Transcribe the records below exactly, leaving out any pictures.

Stored data>
-- START --

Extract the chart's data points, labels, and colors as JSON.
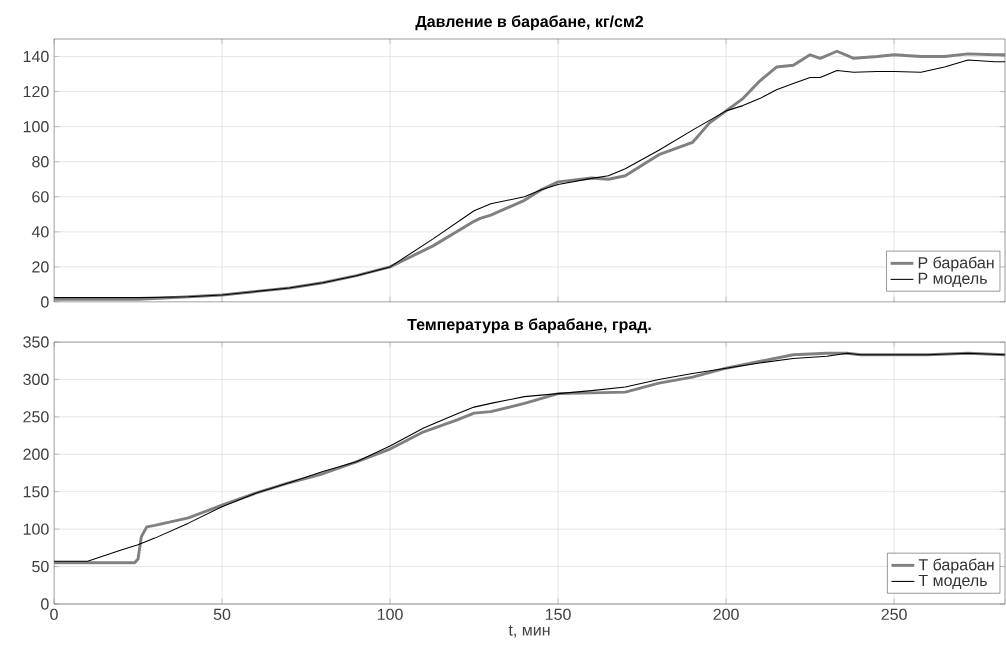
{
  "chart_data": [
    {
      "type": "line",
      "title": "Давление в барабане, кг/см2",
      "xlim": [
        0,
        283
      ],
      "xticks": [
        0,
        50,
        100,
        150,
        200,
        250
      ],
      "ylim": [
        0,
        150
      ],
      "yticks": [
        0,
        20,
        40,
        60,
        80,
        100,
        120,
        140
      ],
      "tick_labels": "y",
      "grid": true,
      "legend": "bottom right",
      "marker": "none",
      "line_style": "solid",
      "series": [
        {
          "name": "P барабан",
          "color": "#808080",
          "x": [
            0,
            25,
            40,
            50,
            60,
            70,
            80,
            90,
            100,
            112.8,
            125,
            126.8,
            130,
            140,
            145,
            150,
            160,
            165,
            170,
            180,
            190,
            195,
            200,
            205,
            210,
            215,
            220,
            225,
            228,
            233,
            238,
            245,
            250,
            258,
            265,
            272,
            280,
            283
          ],
          "values": [
            1.5,
            1.5,
            3,
            4,
            6,
            8,
            11,
            15,
            20,
            32,
            46,
            47.7,
            49.5,
            58,
            64,
            68.5,
            70.7,
            70,
            72,
            84,
            91,
            102,
            109,
            116,
            126,
            134,
            135,
            141,
            139,
            143,
            139,
            140,
            141,
            140,
            140,
            141.5,
            141,
            141
          ]
        },
        {
          "name": "P модель",
          "color": "#000000",
          "x": [
            0,
            25,
            40,
            50,
            60,
            70,
            80,
            90,
            100,
            112.8,
            125,
            126.8,
            130,
            140,
            145,
            150,
            160,
            165,
            170,
            180,
            190,
            195,
            200,
            205,
            210,
            215,
            220,
            225,
            228,
            233,
            238,
            245,
            250,
            258,
            265,
            272,
            280,
            283
          ],
          "values": [
            2.5,
            2.5,
            3,
            4,
            6,
            8,
            11,
            15,
            20,
            36,
            52,
            53.5,
            56,
            60,
            64,
            67,
            70.5,
            72,
            76,
            86.5,
            98,
            103.5,
            109,
            112,
            116,
            121,
            124.6,
            128,
            128,
            132,
            131,
            131.5,
            131.5,
            131,
            134,
            138,
            137,
            137
          ]
        }
      ]
    },
    {
      "type": "line",
      "title": "Температура в барабане, град.",
      "xlabel": "t, мин",
      "xlim": [
        0,
        283
      ],
      "xticks": [
        0,
        50,
        100,
        150,
        200,
        250
      ],
      "ylim": [
        0,
        350
      ],
      "yticks": [
        0,
        50,
        100,
        150,
        200,
        250,
        300,
        350
      ],
      "grid": true,
      "legend": "bottom right",
      "marker": "none",
      "line_style": "solid",
      "series": [
        {
          "name": "T барабан",
          "color": "#808080",
          "x": [
            0,
            10,
            20,
            24,
            25,
            26,
            27.6,
            30,
            40,
            50,
            60,
            70,
            80,
            90,
            100,
            110,
            120,
            125,
            130,
            140,
            150,
            160,
            170,
            180,
            190,
            200,
            210,
            220,
            230,
            236,
            240,
            260,
            272,
            283
          ],
          "values": [
            55,
            55,
            55,
            55,
            60,
            90,
            103,
            105,
            115,
            132,
            148,
            162,
            174,
            190,
            207,
            230,
            246,
            255,
            257,
            268,
            281,
            282,
            283,
            295,
            303,
            315,
            324,
            333,
            335,
            335,
            333,
            333,
            335,
            333
          ]
        },
        {
          "name": "T модель",
          "color": "#000000",
          "x": [
            0,
            10,
            20,
            25,
            30,
            40,
            50,
            60,
            70,
            80,
            90,
            100,
            110,
            120,
            125,
            130,
            140,
            150,
            160,
            170,
            180,
            190,
            200,
            210,
            220,
            230,
            236,
            240,
            260,
            272,
            283
          ],
          "values": [
            57,
            57,
            72,
            79,
            88,
            108,
            130,
            148,
            162,
            177,
            190,
            211,
            235,
            254,
            263,
            268,
            277,
            281,
            285,
            290,
            300,
            308,
            315,
            322,
            328,
            331,
            335,
            333,
            333,
            335,
            333
          ]
        }
      ]
    }
  ]
}
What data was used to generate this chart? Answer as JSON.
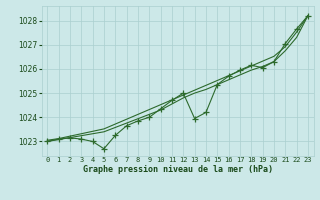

-- END --

Problem solution>
Extract the chart's data points, labels, and colors as JSON.
{
  "chart_data": [
    {
      "type": "line",
      "title": "Давление в барабане, кг/см2",
      "xlim": [
        0,
        283
      ],
      "xticks": [
        0,
        50,
        100,
        150,
        200,
        250
      ],
      "ylim": [
        0,
        150
      ],
      "yticks": [
        0,
        20,
        40,
        60,
        80,
        100,
        120,
        140
      ],
      "tick_labels": "y",
      "grid": true,
      "legend": "bottom right",
      "marker": "none",
      "line_style": "solid",
      "series": [
        {
          "name": "P барабан",
          "color": "#808080",
          "x": [
            0,
            25,
            40,
            50,
            60,
            70,
            80,
            90,
            100,
            112.8,
            125,
            126.8,
            130,
            140,
            145,
            150,
            160,
            165,
            170,
            180,
            190,
            195,
            200,
            205,
            210,
            215,
            220,
            225,
            228,
            233,
            238,
            245,
            250,
            258,
            265,
            272,
            280,
            283
          ],
          "values": [
            1.5,
            1.5,
            3,
            4,
            6,
            8,
            11,
            15,
            20,
            32,
            46,
            47.7,
            49.5,
            58,
            64,
            68.5,
            70.7,
            70,
            72,
            84,
            91,
            102,
            109,
            116,
            126,
            134,
            135,
            141,
            139,
            143,
            139,
            140,
            141,
            140,
            140,
            141.5,
            141,
            141
          ]
        },
        {
          "name": "P модель",
          "color": "#000000",
          "x": [
            0,
            25,
            40,
            50,
            60,
            70,
            80,
            90,
            100,
            112.8,
            125,
            126.8,
            130,
            140,
            145,
            150,
            160,
            165,
            170,
            180,
            190,
            195,
            200,
            205,
            210,
            215,
            220,
            225,
            228,
            233,
            238,
            245,
            250,
            258,
            265,
            272,
            280,
            283
          ],
          "values": [
            2.5,
            2.5,
            3,
            4,
            6,
            8,
            11,
            15,
            20,
            36,
            52,
            53.5,
            56,
            60,
            64,
            67,
            70.5,
            72,
            76,
            86.5,
            98,
            103.5,
            109,
            112,
            116,
            121,
            124.6,
            128,
            128,
            132,
            131,
            131.5,
            131.5,
            131,
            134,
            138,
            137,
            137
          ]
        }
      ]
    },
    {
      "type": "line",
      "title": "Температура в барабане, град.",
      "xlabel": "t, мин",
      "xlim": [
        0,
        283
      ],
      "xticks": [
        0,
        50,
        100,
        150,
        200,
        250
      ],
      "ylim": [
        0,
        350
      ],
      "yticks": [
        0,
        50,
        100,
        150,
        200,
        250,
        300,
        350
      ],
      "grid": true,
      "legend": "bottom right",
      "marker": "none",
      "line_style": "solid",
      "series": [
        {
          "name": "T барабан",
          "color": "#808080",
          "x": [
            0,
            10,
            20,
            24,
            25,
            26,
            27.6,
            30,
            40,
            50,
            60,
            70,
            80,
            90,
            100,
            110,
            120,
            125,
            130,
            140,
            150,
            160,
            170,
            180,
            190,
            200,
            210,
            220,
            230,
            236,
            240,
            260,
            272,
            283
          ],
          "values": [
            55,
            55,
            55,
            55,
            60,
            90,
            103,
            105,
            115,
            132,
            148,
            162,
            174,
            190,
            207,
            230,
            246,
            255,
            257,
            268,
            281,
            282,
            283,
            295,
            303,
            315,
            324,
            333,
            335,
            335,
            333,
            333,
            335,
            333
          ]
        },
        {
          "name": "T модель",
          "color": "#000000",
          "x": [
            0,
            10,
            20,
            25,
            30,
            40,
            50,
            60,
            70,
            80,
            90,
            100,
            110,
            120,
            125,
            130,
            140,
            150,
            160,
            170,
            180,
            190,
            200,
            210,
            220,
            230,
            236,
            240,
            260,
            272,
            283
          ],
          "values": [
            57,
            57,
            72,
            79,
            88,
            108,
            130,
            148,
            162,
            177,
            190,
            211,
            235,
            254,
            263,
            268,
            277,
            281,
            285,
            290,
            300,
            308,
            315,
            322,
            328,
            331,
            335,
            333,
            333,
            335,
            333
          ]
        }
      ]
    }
  ]
}
What data was used to generate this chart? Answer as JSON.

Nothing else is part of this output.